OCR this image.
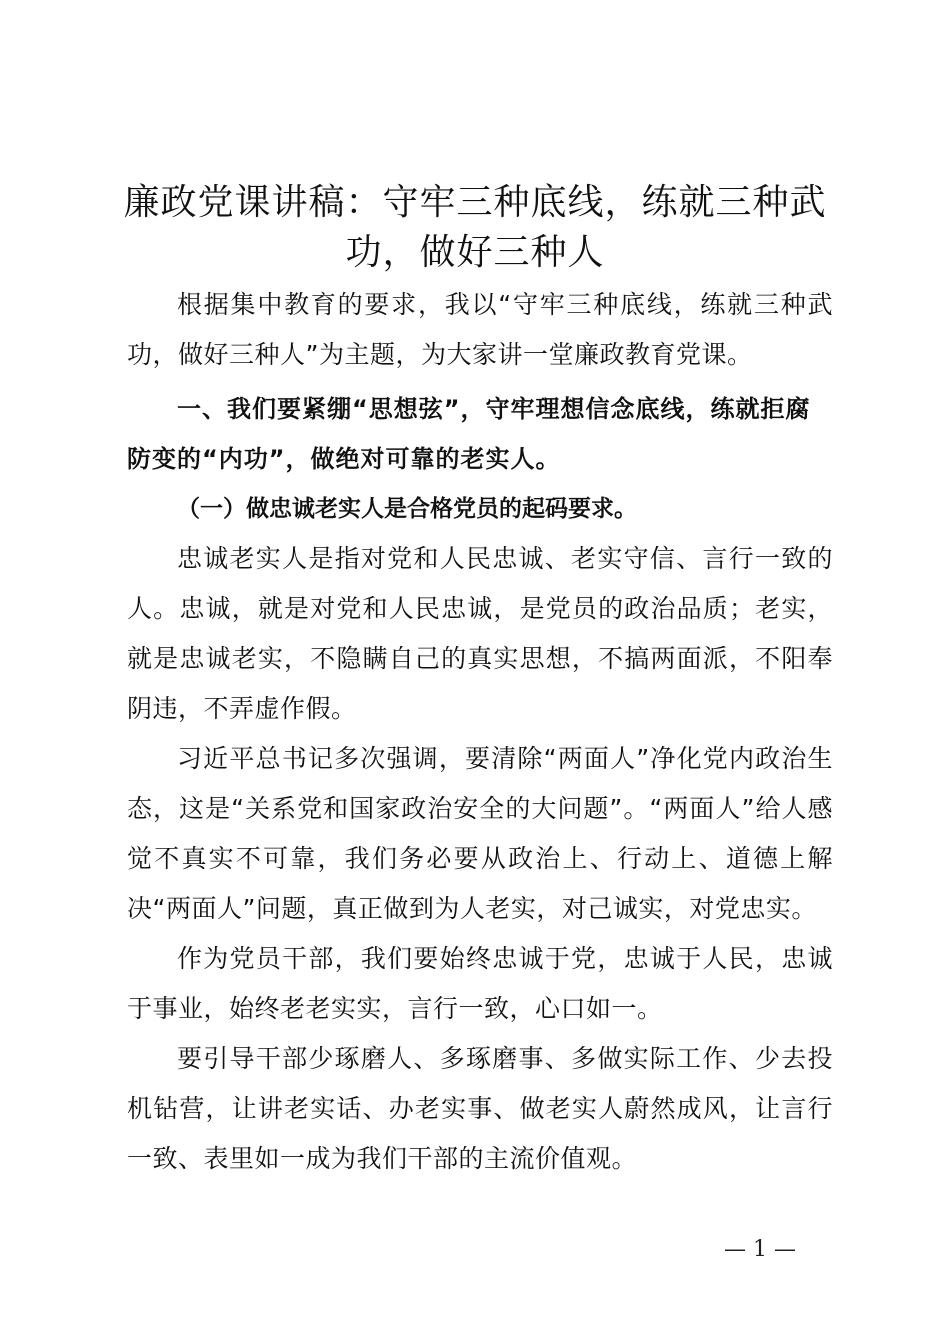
廉政党课讲稿：守牢三种底线，练就三种武功，做好三种人

根据集中教育的要求，我以“守牢三种底线，练就三种武功，做好三种人”为主题，为大家讲一堂廉政教育党课。

一、我们要紧绷“思想弦”，守牢理想信念底线，练就拒腐防变的“内功”，做绝对可靠的老实人。

（一）做忠诚老实人是合格党员的起码要求。

忠诚老实人是指对党和人民忠诚、老实守信、言行一致的人。忠诚，就是对党和人民忠诚，是党员的政治品质；老实，就是忠诚老实，不隐瞒自己的真实思想，不搞两面派，不阳奉阴违，不弄虚作假。

习近平总书记多次强调，要清除“两面人”净化党内政治生态，这是“关系党和国家政治安全的大问题”。“两面人”给人感觉不真实不可靠，我们务必要从政治上、行动上、道德上解决“两面人”问题，真正做到为人老实，对己诚实，对党忠实。

作为党员干部，我们要始终忠诚于党，忠诚于人民，忠诚于事业，始终老老实实，言行一致，心口如一。

要引导干部少琢磨人、多琢磨事、多做实际工作、少去投机钻营，让讲老实话、办老实事、做老实人蔚然成风，让言行一致、表里如一成为我们干部的主流价值观。

— 1 —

- [DIRECTIVE]: Give back each entry exactly as it appears, with no pictures.

- [SOLUTION BELOW]:
OCR this image.
廉政党课讲稿：守牢三种底线，练就三种武功，做好三种人

根据集中教育的要求，我以“守牢三种底线，练就三种武功，做好三种人”为主题，为大家讲一堂廉政教育党课。

一、我们要紧绷“思想弦”，守牢理想信念底线，练就拒腐防变的“内功”，做绝对可靠的老实人。

（一）做忠诚老实人是合格党员的起码要求。

忠诚老实人是指对党和人民忠诚、老实守信、言行一致的人。忠诚，就是对党和人民忠诚，是党员的政治品质；老实，就是忠诚老实，不隐瞒自己的真实思想，不搞两面派，不阳奉阴违，不弄虚作假。

习近平总书记多次强调，要清除“两面人”净化党内政治生态，这是“关系党和国家政治安全的大问题”。“两面人”给人感觉不真实不可靠，我们务必要从政治上、行动上、道德上解决“两面人”问题，真正做到为人老实，对己诚实，对党忠实。

作为党员干部，我们要始终忠诚于党，忠诚于人民，忠诚于事业，始终老老实实，言行一致，心口如一。

要引导干部少琢磨人、多琢磨事、多做实际工作、少去投机钻营，让讲老实话、办老实事、做老实人蔚然成风，让言行一致、表里如一成为我们干部的主流价值观。

— 1 —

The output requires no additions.